**Problem to work on:** Please give the entries again in full and exactly, without any picture.

━━━━━ Extracted information

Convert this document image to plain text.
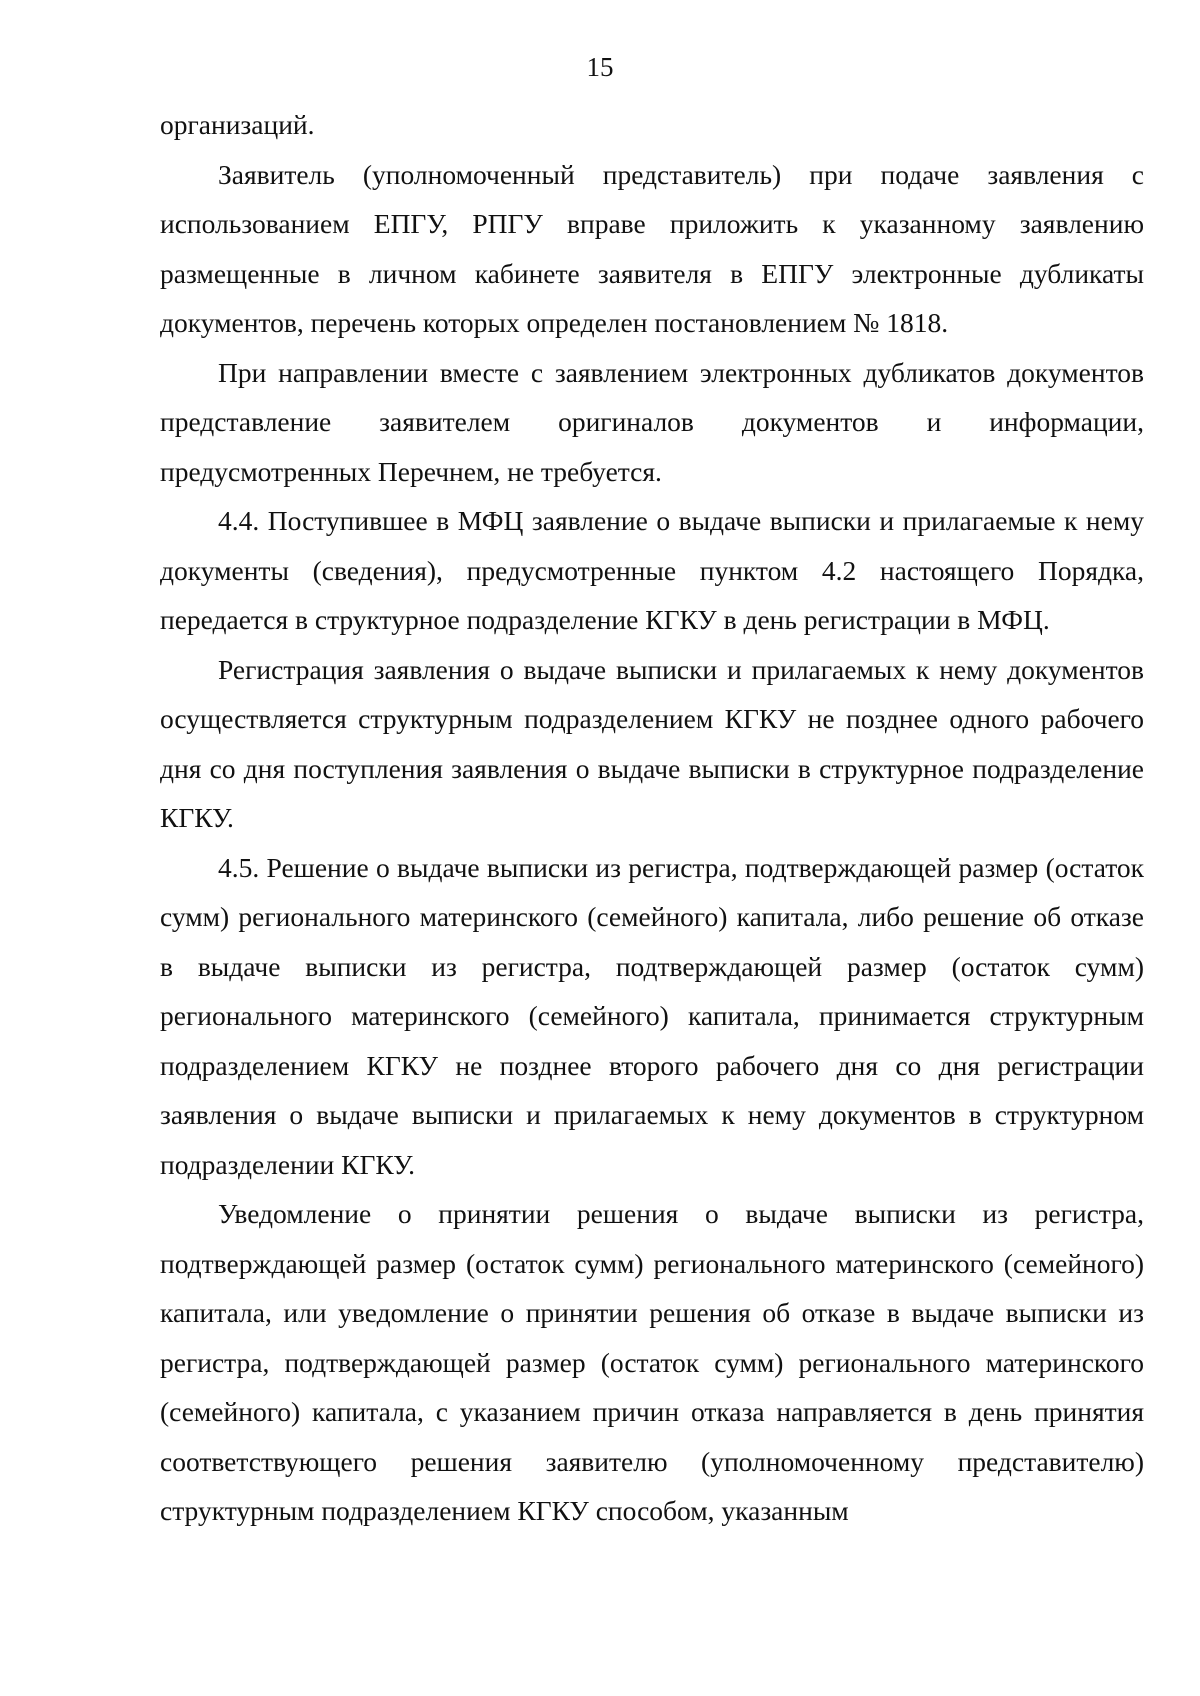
15

организаций.

Заявитель (уполномоченный представитель) при подаче заявления с использованием ЕПГУ, РПГУ вправе приложить к указанному заявлению размещенные в личном кабинете заявителя в ЕПГУ электронные дубликаты документов, перечень которых определен постановлением № 1818.

При направлении вместе с заявлением электронных дубликатов документов представление заявителем оригиналов документов и информации, предусмотренных Перечнем, не требуется.

4.4. Поступившее в МФЦ заявление о выдаче выписки и прилагаемые к нему документы (сведения), предусмотренные пунктом 4.2 настоящего Порядка, передается в структурное подразделение КГКУ в день регистрации в МФЦ.

Регистрация заявления о выдаче выписки и прилагаемых к нему документов осуществляется структурным подразделением КГКУ не позднее одного рабочего дня со дня поступления заявления о выдаче выписки в структурное подразделение КГКУ.

4.5. Решение о выдаче выписки из регистра, подтверждающей размер (остаток сумм) регионального материнского (семейного) капитала, либо решение об отказе в выдаче выписки из регистра, подтверждающей размер (остаток сумм) регионального материнского (семейного) капитала, принимается структурным подразделением КГКУ не позднее второго рабочего дня со дня регистрации заявления о выдаче выписки и прилагаемых к нему документов в структурном подразделении КГКУ.

Уведомление о принятии решения о выдаче выписки из регистра, подтверждающей размер (остаток сумм) регионального материнского (семейного) капитала, или уведомление о принятии решения об отказе в выдаче выписки из регистра, подтверждающей размер (остаток сумм) регионального материнского (семейного) капитала, с указанием причин отказа направляется в день принятия соответствующего решения заявителю (уполномоченному представителю) структурным подразделением КГКУ способом, указанным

━━━━━━━━━━

**Worked solution:**
Convert this document image to plain text.
15

организаций.

Заявитель (уполномоченный представитель) при подаче заявления с использованием ЕПГУ, РПГУ вправе приложить к указанному заявлению размещенные в личном кабинете заявителя в ЕПГУ электронные дубликаты документов, перечень которых определен постановлением № 1818.

При направлении вместе с заявлением электронных дубликатов документов представление заявителем оригиналов документов и информации, предусмотренных Перечнем, не требуется.

4.4. Поступившее в МФЦ заявление о выдаче выписки и прилагаемые к нему документы (сведения), предусмотренные пунктом 4.2 настоящего Порядка, передается в структурное подразделение КГКУ в день регистрации в МФЦ.

Регистрация заявления о выдаче выписки и прилагаемых к нему документов осуществляется структурным подразделением КГКУ не позднее одного рабочего дня со дня поступления заявления о выдаче выписки в структурное подразделение КГКУ.

4.5. Решение о выдаче выписки из регистра, подтверждающей размер (остаток сумм) регионального материнского (семейного) капитала, либо решение об отказе в выдаче выписки из регистра, подтверждающей размер (остаток сумм) регионального материнского (семейного) капитала, принимается структурным подразделением КГКУ не позднее второго рабочего дня со дня регистрации заявления о выдаче выписки и прилагаемых к нему документов в структурном подразделении КГКУ.

Уведомление о принятии решения о выдаче выписки из регистра, подтверждающей размер (остаток сумм) регионального материнского (семейного) капитала, или уведомление о принятии решения об отказе в выдаче выписки из регистра, подтверждающей размер (остаток сумм) регионального материнского (семейного) капитала, с указанием причин отказа направляется в день принятия соответствующего решения заявителю (уполномоченному представителю) структурным подразделением КГКУ способом, указанным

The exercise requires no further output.